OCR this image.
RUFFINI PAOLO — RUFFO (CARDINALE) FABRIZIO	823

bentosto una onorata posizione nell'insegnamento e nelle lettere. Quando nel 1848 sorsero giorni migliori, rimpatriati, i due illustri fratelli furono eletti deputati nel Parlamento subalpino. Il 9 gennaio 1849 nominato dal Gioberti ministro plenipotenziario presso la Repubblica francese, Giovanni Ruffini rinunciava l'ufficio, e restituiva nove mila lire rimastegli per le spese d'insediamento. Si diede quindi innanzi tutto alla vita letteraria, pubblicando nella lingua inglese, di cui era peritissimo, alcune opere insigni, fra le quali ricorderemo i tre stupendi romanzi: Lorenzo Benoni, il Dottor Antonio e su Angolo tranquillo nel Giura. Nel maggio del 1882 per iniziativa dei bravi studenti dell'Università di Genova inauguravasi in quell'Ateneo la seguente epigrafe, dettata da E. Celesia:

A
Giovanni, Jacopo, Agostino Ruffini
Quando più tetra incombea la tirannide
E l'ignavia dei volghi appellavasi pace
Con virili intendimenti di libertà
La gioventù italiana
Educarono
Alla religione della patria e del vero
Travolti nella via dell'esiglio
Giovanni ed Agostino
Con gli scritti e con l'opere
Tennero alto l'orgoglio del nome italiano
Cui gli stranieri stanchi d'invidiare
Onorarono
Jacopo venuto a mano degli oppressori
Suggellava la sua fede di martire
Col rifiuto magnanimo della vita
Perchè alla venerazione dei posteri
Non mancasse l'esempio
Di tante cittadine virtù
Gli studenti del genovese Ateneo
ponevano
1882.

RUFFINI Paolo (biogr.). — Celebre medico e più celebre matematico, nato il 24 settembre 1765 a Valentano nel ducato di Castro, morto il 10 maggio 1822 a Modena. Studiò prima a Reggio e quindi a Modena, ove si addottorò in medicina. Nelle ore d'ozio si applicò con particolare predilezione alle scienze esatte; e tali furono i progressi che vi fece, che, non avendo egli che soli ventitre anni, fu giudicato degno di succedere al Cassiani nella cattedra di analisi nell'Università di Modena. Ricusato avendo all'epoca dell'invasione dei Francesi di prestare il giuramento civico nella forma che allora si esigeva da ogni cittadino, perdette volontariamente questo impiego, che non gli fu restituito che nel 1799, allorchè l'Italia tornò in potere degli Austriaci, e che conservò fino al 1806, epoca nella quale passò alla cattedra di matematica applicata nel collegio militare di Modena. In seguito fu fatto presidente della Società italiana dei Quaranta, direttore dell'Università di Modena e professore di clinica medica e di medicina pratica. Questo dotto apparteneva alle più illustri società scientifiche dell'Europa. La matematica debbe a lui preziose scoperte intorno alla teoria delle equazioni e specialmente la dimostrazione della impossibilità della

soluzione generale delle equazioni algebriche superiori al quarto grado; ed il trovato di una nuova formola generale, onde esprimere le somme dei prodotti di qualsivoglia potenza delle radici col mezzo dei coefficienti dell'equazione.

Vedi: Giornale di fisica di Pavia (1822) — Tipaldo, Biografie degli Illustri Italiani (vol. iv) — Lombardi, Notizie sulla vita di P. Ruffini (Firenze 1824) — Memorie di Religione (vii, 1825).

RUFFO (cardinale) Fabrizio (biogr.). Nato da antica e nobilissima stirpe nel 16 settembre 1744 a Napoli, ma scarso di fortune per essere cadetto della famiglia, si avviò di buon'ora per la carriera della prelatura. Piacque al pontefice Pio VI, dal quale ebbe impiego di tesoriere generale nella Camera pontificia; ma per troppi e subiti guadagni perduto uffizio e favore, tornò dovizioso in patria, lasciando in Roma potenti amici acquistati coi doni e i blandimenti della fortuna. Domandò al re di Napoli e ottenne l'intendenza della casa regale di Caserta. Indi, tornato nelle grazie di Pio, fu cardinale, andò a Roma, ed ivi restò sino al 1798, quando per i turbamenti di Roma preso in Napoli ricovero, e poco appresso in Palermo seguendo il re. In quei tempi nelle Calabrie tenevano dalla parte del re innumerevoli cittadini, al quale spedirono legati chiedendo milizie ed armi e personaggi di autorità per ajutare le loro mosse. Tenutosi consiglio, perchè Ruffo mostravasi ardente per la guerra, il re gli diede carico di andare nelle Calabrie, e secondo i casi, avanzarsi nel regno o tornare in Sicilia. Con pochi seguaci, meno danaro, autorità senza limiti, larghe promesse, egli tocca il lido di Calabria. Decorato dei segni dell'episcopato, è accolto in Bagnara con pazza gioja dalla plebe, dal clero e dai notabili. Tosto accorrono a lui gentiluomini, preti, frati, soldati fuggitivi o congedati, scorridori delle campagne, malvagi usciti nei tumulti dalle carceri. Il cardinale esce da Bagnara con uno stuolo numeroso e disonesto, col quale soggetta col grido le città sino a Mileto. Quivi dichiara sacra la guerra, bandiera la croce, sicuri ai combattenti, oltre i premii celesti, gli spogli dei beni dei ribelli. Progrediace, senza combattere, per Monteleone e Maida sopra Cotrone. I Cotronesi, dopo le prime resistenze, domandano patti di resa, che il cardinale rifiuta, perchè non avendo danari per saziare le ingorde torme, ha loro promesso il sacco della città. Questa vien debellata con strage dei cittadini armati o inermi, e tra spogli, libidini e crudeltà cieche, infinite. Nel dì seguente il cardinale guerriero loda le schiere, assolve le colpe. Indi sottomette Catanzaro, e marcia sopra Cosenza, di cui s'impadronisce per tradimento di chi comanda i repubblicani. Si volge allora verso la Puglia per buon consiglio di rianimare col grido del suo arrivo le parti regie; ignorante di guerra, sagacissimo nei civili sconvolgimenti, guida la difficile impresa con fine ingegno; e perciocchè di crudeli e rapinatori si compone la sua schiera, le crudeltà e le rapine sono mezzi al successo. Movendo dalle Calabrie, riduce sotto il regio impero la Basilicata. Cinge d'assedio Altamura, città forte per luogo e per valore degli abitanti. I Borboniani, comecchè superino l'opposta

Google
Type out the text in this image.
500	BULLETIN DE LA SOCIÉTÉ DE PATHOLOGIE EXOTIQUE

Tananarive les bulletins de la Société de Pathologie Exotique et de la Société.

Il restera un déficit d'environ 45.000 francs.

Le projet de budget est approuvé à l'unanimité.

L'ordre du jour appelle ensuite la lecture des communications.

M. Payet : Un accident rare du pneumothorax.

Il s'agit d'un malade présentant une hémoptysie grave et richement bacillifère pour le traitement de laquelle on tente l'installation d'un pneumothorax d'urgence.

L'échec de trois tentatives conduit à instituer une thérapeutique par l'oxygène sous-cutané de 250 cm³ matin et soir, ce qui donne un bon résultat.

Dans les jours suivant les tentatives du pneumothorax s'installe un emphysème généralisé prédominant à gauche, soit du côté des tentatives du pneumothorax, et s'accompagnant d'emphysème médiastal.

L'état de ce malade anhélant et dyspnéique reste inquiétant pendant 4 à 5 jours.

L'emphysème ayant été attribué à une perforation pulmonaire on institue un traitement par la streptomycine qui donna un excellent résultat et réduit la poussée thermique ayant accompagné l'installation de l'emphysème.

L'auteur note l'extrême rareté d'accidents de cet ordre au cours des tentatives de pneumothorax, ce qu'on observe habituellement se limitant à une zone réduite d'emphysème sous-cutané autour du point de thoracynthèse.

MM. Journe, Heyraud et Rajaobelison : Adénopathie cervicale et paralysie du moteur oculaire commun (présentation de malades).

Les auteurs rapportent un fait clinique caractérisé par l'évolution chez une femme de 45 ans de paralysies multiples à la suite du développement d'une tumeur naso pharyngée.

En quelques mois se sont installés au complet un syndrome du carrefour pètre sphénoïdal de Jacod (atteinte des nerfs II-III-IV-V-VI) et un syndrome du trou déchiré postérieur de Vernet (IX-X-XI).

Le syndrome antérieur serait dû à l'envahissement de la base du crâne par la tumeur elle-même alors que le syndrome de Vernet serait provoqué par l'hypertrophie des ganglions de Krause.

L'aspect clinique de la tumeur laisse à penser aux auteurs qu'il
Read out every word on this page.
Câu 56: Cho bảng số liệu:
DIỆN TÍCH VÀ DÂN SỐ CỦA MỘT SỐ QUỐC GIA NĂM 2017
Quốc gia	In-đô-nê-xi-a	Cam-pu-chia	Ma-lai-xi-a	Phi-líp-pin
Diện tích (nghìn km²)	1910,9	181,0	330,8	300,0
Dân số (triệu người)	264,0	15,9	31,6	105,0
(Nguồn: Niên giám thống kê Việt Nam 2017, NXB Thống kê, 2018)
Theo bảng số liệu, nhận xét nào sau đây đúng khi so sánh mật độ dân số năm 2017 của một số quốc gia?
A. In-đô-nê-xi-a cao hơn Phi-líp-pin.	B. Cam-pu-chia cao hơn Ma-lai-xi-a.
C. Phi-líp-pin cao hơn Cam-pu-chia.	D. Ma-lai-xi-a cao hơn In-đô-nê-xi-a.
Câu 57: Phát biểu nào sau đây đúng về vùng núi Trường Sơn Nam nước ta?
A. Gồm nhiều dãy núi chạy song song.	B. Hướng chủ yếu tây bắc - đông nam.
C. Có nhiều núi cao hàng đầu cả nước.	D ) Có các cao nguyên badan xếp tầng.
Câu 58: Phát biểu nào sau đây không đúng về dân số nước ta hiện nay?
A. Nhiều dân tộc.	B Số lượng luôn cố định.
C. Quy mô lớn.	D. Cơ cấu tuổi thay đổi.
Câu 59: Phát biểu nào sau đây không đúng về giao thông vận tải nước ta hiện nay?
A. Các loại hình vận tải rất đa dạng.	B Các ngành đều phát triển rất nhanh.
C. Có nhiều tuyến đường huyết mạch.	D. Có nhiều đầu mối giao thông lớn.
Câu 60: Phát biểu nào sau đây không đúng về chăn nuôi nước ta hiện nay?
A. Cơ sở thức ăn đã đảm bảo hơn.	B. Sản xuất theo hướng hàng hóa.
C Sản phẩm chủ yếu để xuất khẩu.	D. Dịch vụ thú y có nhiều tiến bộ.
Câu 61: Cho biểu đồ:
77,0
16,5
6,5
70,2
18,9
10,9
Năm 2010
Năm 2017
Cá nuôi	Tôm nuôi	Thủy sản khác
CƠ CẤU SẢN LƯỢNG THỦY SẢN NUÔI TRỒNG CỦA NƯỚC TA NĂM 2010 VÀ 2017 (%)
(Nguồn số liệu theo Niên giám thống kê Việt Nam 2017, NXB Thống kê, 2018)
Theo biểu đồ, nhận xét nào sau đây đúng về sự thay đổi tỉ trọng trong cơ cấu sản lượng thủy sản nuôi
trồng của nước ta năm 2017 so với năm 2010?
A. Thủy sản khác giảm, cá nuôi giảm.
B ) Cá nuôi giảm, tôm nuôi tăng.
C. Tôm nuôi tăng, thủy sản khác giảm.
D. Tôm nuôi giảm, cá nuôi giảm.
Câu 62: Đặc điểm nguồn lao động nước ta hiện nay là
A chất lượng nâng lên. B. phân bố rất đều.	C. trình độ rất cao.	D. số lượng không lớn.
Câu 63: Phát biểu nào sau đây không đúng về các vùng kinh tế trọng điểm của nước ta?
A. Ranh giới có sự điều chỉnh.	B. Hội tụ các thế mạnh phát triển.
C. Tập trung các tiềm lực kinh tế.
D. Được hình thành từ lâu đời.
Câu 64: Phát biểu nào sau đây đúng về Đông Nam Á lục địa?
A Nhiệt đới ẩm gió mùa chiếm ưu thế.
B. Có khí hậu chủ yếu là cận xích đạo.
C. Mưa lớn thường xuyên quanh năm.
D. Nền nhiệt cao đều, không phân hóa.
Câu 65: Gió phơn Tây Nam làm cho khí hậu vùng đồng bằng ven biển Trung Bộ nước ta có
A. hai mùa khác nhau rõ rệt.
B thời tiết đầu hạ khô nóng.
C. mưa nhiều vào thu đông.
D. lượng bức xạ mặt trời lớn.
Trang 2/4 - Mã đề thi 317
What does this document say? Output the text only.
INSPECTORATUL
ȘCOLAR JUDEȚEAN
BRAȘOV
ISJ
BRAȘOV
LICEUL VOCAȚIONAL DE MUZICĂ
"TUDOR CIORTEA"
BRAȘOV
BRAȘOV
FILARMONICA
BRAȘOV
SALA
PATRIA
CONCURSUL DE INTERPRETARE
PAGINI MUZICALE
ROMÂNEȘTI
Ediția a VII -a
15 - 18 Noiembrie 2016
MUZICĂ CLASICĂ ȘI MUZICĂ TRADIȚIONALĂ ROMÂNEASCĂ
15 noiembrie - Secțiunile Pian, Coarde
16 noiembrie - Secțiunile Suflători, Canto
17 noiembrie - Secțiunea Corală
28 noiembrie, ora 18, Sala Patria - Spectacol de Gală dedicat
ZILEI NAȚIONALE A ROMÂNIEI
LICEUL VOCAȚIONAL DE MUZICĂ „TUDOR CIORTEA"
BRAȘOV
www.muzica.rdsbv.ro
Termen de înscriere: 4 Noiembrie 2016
☆ ☆ ☆ ☆ ☆
### Prompt
Reproduce only those lines of the entries above that run from the line with "What does this" to the final line.

### Correct answer
What does this document say? Output the text only.
INSPECTORATUL
ȘCOLAR JUDEȚEAN
BRAȘOV
ISJ
BRAȘOV
LICEUL VOCAȚIONAL DE MUZICĂ
"TUDOR CIORTEA"
BRAȘOV
BRAȘOV
FILARMONICA
BRAȘOV
SALA
PATRIA
CONCURSUL DE INTERPRETARE
PAGINI MUZICALE
ROMÂNEȘTI
Ediția a VII -a
15 - 18 Noiembrie 2016
MUZICĂ CLASICĂ ȘI MUZICĂ TRADIȚIONALĂ ROMÂNEASCĂ
15 noiembrie - Secțiunile Pian, Coarde
16 noiembrie - Secțiunile Suflători, Canto
17 noiembrie - Secțiunea Corală
28 noiembrie, ora 18, Sala Patria - Spectacol de Gală dedicat
ZILEI NAȚIONALE A ROMÂNIEI
LICEUL VOCAȚIONAL DE MUZICĂ „TUDOR CIORTEA"
BRAȘOV
www.muzica.rdsbv.ro
Termen de înscriere: 4 Noiembrie 2016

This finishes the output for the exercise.